** Opening PROVIDED DATA block **
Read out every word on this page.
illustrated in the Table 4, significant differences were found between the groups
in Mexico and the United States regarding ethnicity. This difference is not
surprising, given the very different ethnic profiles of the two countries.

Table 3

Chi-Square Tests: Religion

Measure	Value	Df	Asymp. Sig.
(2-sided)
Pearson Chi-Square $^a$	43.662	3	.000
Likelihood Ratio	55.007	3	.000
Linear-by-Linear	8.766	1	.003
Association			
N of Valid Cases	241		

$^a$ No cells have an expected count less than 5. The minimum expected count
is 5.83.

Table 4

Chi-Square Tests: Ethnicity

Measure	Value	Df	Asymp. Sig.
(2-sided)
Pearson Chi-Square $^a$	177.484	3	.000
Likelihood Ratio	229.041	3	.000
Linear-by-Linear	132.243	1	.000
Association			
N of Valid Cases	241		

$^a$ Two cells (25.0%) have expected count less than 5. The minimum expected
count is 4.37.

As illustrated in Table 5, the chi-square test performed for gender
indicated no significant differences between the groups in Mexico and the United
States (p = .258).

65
** Closing PROVIDED DATA block **
• [EXERCISE DESCRIPTION]: Output every line from the records, exactly as written.

• [SOLUTION FOR THIS EXERCISE]:
Read out every word on this page.
illustrated in the Table 4, significant differences were found between the groups
in Mexico and the United States regarding ethnicity. This difference is not
surprising, given the very different ethnic profiles of the two countries.

Table 3

Chi-Square Tests: Religion

Measure	Value	Df	Asymp. Sig.
(2-sided)
Pearson Chi-Square $^a$	43.662	3	.000
Likelihood Ratio	55.007	3	.000
Linear-by-Linear	8.766	1	.003
Association			
N of Valid Cases	241		

$^a$ No cells have an expected count less than 5. The minimum expected count
is 5.83.

Table 4

Chi-Square Tests: Ethnicity

Measure	Value	Df	Asymp. Sig.
(2-sided)
Pearson Chi-Square $^a$	177.484	3	.000
Likelihood Ratio	229.041	3	.000
Linear-by-Linear	132.243	1	.000
Association			
N of Valid Cases	241		

$^a$ Two cells (25.0%) have expected count less than 5. The minimum expected
count is 4.37.

As illustrated in Table 5, the chi-square test performed for gender
indicated no significant differences between the groups in Mexico and the United
States (p = .258).

65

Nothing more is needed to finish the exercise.